--- BEGIN ---
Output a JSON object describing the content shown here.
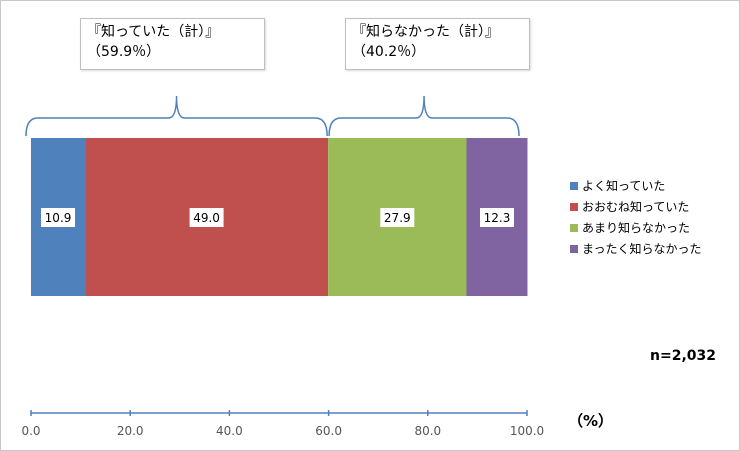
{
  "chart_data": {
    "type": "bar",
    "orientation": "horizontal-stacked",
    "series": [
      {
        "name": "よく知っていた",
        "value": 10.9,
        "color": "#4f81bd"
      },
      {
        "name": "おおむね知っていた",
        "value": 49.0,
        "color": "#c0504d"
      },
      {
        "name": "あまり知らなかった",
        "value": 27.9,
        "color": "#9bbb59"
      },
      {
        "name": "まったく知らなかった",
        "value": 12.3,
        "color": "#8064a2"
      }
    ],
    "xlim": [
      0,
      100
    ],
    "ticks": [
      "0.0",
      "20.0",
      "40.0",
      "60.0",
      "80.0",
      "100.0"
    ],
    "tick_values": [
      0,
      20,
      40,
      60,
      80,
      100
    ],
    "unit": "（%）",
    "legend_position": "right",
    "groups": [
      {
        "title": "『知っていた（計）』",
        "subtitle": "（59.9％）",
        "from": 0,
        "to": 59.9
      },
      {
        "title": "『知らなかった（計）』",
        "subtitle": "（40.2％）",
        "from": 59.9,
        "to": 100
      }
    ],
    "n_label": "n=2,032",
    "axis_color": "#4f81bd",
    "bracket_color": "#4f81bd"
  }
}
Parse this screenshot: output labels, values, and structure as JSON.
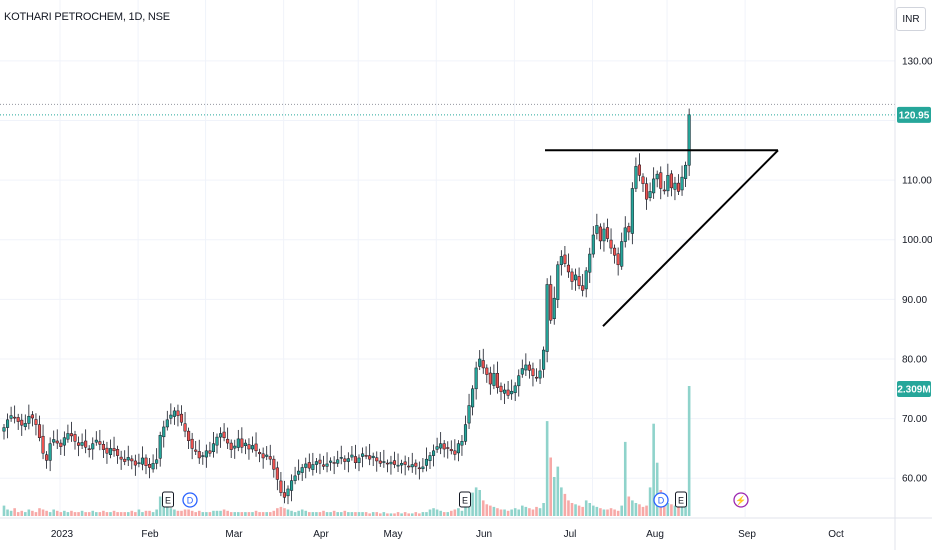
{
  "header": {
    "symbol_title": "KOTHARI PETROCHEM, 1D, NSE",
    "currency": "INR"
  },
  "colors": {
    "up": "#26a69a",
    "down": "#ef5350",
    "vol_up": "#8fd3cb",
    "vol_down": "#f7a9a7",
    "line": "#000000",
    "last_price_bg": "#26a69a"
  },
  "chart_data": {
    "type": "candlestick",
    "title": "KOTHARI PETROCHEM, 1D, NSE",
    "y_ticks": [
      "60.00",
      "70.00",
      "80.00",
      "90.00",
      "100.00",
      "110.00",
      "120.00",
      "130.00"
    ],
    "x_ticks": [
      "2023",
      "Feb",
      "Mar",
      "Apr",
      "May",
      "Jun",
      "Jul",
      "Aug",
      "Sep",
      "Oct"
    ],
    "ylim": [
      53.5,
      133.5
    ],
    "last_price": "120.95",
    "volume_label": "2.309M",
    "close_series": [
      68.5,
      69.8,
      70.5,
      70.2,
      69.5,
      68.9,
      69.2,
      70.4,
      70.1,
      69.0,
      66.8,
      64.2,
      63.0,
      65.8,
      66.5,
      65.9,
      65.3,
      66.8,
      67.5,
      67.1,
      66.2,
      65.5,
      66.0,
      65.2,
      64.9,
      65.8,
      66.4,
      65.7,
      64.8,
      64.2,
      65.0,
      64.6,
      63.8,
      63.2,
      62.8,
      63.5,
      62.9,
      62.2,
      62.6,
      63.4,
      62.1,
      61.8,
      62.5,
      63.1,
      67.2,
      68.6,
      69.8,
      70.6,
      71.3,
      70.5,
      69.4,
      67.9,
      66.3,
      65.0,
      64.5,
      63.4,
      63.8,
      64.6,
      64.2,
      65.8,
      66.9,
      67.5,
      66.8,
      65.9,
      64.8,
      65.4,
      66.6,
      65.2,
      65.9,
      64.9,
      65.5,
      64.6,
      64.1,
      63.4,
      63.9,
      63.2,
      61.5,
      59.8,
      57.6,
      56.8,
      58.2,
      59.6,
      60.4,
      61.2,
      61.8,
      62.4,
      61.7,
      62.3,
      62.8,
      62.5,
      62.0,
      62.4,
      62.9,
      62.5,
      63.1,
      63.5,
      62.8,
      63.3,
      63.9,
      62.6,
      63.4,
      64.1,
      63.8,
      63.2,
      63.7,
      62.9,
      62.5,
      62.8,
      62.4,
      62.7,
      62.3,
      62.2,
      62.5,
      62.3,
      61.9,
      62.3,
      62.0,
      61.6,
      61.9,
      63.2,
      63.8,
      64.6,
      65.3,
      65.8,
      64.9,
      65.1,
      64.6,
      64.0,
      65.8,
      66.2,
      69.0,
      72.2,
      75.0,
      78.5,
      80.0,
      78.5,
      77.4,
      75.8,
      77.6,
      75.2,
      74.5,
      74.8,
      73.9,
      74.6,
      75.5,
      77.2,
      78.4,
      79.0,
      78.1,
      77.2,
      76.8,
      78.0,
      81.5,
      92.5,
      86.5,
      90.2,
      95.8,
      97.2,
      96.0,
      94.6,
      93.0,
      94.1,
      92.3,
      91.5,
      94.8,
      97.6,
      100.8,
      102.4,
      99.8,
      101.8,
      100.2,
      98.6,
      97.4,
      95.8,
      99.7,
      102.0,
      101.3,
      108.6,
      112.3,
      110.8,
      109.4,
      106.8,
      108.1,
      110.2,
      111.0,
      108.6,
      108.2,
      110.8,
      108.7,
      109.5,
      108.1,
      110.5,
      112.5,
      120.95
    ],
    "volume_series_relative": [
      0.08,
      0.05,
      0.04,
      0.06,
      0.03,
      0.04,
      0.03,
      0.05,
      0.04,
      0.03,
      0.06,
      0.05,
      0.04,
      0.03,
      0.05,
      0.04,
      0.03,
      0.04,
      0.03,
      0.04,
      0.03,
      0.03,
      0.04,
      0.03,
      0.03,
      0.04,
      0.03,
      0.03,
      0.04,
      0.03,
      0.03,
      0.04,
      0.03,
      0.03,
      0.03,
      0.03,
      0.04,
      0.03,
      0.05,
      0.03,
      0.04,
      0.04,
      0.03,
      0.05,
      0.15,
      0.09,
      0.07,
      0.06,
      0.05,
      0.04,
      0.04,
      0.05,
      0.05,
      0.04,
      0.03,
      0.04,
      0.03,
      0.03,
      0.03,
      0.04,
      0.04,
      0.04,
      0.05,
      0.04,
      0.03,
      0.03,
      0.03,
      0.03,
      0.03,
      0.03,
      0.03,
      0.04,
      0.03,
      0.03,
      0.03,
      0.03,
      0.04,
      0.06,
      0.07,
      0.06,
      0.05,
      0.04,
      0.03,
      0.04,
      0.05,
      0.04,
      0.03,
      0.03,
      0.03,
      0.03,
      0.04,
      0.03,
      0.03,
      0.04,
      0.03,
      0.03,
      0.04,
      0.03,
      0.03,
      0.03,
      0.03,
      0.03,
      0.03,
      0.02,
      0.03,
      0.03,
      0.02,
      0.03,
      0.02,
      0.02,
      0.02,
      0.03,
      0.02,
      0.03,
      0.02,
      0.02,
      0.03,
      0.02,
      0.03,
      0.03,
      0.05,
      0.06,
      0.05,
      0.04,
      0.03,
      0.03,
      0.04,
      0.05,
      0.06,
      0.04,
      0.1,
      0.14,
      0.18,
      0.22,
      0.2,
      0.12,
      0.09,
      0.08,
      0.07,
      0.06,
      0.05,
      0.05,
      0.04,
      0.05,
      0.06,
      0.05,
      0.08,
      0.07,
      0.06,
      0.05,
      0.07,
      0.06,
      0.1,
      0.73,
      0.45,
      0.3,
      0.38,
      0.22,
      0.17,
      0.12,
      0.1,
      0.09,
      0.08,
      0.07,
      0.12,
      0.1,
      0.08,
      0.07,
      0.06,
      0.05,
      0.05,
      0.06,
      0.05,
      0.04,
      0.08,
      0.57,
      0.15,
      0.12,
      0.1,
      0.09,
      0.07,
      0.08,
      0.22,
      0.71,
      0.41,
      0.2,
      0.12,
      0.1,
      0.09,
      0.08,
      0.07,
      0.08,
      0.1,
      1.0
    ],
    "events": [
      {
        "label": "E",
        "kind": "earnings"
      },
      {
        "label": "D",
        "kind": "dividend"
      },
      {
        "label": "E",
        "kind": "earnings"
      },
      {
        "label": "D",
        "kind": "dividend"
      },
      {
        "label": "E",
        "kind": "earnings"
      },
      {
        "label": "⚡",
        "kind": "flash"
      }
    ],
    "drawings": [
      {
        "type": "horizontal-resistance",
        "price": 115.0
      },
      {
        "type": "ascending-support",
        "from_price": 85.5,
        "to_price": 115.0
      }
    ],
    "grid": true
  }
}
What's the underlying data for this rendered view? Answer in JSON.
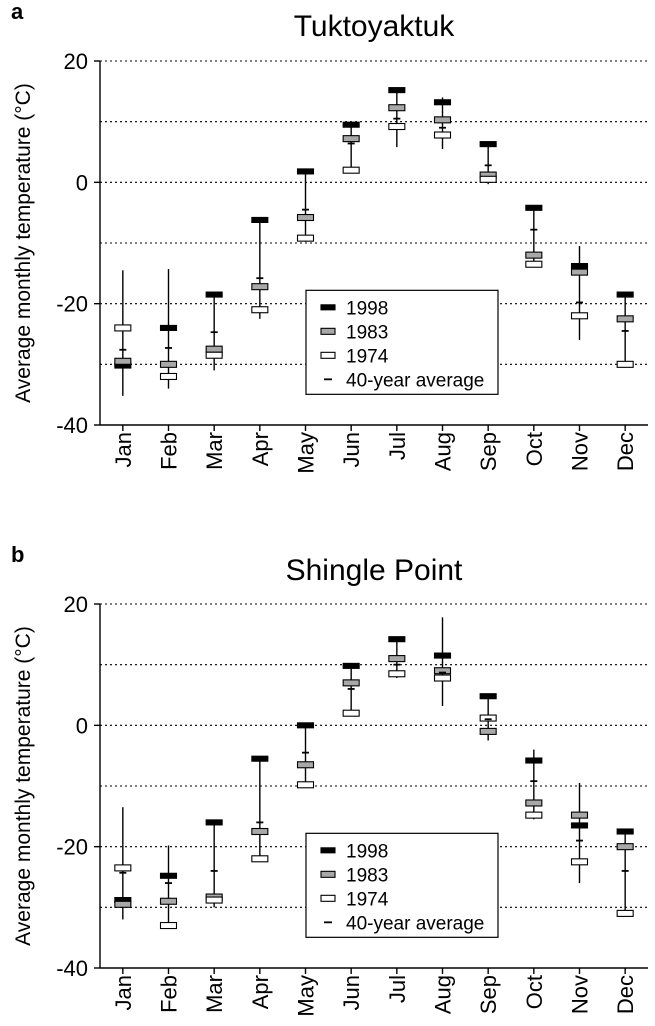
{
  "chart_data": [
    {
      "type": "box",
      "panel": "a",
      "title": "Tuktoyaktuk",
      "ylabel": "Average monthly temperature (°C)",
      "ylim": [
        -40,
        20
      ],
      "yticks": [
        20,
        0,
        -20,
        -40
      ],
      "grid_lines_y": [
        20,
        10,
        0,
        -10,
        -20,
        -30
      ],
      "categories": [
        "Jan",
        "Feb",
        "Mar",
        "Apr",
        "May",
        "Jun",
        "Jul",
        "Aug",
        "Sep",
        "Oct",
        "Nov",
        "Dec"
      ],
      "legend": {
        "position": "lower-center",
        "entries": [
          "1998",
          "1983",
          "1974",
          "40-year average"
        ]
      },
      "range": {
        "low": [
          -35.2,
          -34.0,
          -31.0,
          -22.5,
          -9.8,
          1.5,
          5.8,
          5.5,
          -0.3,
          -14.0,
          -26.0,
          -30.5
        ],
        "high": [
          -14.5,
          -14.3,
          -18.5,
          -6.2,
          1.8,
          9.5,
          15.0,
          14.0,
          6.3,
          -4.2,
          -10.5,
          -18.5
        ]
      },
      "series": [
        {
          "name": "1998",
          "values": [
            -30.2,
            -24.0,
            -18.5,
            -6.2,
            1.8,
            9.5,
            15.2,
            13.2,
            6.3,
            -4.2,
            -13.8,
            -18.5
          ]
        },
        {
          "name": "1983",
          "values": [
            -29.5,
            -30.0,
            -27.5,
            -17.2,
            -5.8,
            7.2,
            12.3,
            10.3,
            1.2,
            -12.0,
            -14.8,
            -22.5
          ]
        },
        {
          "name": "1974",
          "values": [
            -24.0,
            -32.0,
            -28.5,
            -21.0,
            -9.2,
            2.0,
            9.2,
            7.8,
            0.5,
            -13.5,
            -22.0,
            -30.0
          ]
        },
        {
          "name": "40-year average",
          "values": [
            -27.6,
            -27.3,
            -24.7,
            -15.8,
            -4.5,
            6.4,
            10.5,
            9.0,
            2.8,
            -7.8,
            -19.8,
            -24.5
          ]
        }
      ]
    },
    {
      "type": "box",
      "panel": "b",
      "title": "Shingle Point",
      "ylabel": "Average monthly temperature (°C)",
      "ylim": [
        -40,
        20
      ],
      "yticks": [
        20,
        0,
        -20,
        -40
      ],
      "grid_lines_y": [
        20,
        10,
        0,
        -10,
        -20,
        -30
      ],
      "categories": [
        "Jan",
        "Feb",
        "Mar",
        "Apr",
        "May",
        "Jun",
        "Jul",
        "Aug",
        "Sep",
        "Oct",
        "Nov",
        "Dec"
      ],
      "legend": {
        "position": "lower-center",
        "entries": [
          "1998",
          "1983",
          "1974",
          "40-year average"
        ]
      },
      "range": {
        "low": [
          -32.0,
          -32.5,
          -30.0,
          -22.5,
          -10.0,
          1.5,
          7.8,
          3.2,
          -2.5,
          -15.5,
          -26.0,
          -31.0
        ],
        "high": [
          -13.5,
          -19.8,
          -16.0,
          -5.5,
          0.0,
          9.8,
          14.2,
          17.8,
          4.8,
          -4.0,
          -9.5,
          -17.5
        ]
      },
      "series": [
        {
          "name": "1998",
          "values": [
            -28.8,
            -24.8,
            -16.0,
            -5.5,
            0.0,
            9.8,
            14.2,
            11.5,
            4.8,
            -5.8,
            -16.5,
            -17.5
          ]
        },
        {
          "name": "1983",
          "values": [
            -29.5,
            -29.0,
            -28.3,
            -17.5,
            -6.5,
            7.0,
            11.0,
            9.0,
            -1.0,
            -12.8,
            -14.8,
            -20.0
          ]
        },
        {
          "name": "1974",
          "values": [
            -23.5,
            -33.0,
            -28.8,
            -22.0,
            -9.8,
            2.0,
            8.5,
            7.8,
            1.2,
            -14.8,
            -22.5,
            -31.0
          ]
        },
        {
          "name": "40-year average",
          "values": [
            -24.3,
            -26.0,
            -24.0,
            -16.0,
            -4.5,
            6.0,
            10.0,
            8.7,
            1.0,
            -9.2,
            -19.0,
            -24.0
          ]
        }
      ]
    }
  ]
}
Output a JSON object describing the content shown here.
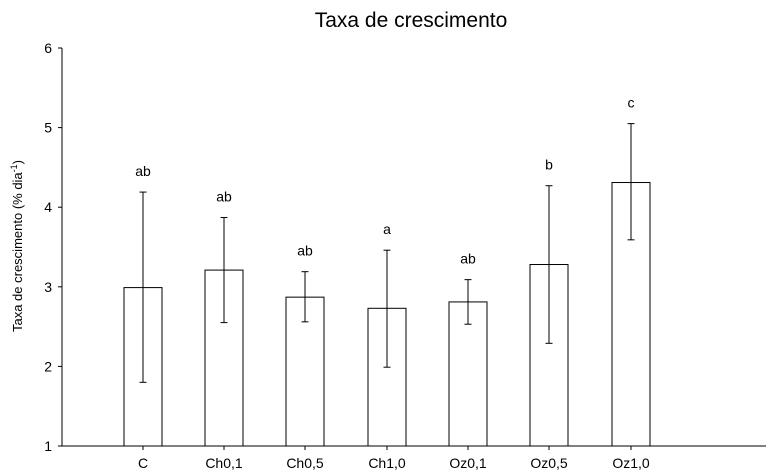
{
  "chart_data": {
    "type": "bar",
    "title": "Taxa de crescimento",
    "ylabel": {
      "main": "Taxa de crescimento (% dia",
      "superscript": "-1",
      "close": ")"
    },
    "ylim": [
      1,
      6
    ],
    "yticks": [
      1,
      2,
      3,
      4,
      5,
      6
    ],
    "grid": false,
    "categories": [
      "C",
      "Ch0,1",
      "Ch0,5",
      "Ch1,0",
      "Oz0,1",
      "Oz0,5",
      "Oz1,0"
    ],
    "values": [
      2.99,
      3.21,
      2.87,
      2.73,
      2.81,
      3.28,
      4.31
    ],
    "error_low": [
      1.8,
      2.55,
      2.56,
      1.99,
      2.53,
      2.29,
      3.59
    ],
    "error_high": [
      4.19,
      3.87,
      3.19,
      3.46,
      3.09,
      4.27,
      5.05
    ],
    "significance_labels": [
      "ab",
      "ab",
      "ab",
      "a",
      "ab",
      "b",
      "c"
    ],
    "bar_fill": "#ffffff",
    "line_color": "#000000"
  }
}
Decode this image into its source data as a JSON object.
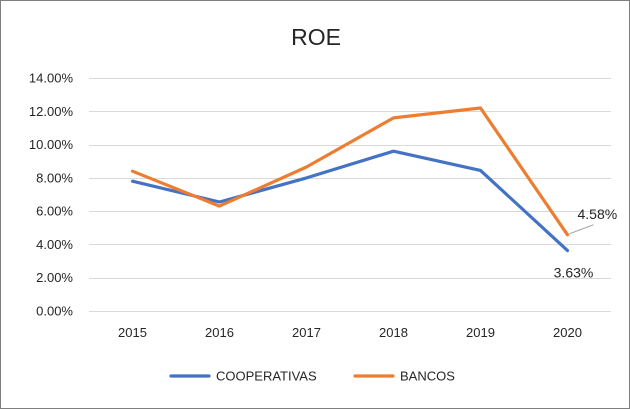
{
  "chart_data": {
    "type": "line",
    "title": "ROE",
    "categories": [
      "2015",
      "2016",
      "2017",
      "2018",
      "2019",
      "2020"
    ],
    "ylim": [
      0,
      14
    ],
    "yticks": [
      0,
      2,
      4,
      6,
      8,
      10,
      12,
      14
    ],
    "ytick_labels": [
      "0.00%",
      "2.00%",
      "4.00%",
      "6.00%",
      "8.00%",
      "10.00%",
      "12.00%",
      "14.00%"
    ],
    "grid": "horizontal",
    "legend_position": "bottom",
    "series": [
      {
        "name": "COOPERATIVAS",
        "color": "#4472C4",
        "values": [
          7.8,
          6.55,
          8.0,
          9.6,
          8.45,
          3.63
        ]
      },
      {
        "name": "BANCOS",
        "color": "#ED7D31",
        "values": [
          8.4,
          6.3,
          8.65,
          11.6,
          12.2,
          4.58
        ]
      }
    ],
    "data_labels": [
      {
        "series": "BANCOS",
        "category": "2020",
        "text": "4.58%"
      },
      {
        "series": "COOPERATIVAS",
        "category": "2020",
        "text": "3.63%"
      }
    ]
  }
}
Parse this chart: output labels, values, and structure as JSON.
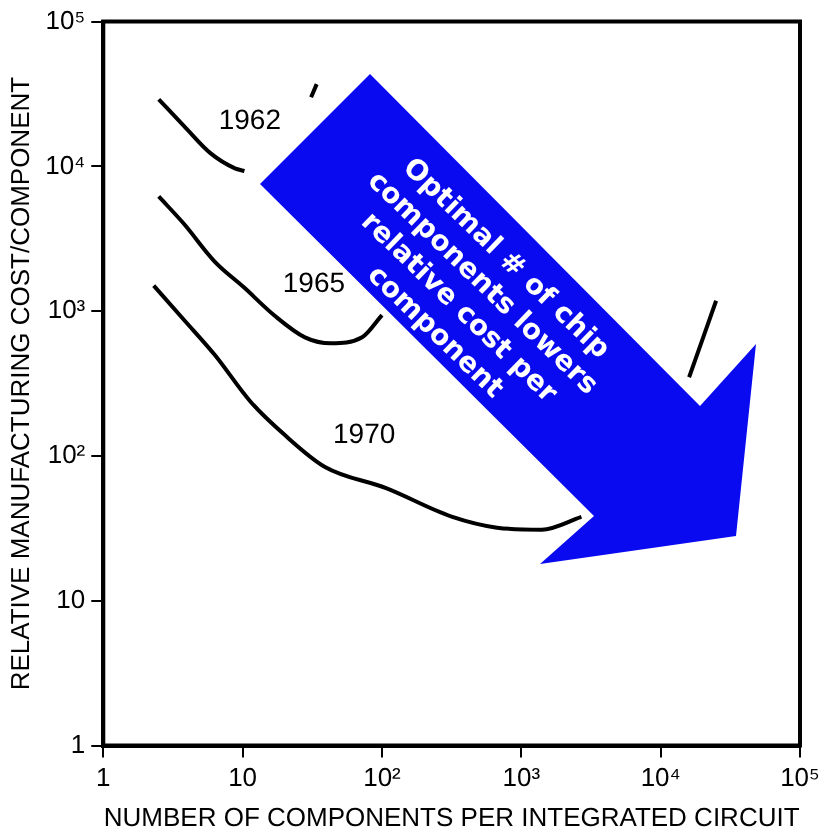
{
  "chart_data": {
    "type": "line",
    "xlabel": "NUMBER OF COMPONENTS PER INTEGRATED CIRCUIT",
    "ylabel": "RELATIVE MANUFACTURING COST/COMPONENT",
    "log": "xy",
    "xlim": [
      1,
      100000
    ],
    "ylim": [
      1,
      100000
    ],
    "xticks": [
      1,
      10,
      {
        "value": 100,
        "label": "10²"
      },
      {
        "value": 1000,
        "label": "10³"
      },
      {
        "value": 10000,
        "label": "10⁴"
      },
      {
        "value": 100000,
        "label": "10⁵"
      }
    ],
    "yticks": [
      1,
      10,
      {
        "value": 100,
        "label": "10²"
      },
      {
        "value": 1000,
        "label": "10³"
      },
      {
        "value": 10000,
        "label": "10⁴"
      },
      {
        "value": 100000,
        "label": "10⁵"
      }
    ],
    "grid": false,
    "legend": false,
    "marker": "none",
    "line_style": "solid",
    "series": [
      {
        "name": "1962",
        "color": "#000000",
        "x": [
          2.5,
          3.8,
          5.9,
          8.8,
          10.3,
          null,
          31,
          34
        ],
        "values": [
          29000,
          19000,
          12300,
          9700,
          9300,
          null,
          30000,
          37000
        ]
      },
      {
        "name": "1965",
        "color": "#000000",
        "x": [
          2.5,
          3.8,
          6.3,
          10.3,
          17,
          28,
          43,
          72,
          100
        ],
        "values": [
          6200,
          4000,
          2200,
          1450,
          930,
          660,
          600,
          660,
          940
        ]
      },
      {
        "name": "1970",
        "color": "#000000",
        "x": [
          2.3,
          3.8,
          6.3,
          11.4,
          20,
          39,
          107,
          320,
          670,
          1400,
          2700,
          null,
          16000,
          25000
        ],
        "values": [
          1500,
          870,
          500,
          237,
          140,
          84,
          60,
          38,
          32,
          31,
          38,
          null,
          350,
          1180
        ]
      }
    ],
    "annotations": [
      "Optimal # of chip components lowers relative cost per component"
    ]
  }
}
--- END ---
=== TASK INSTRUCTIONS ===
Scan the data for the word "crescimento" and copy every line where it shows up.

=== SOLUTION TO THIS TASK ===
    "title": "Taxa de crescimento",
      "main": "Taxa de crescimento (% dia",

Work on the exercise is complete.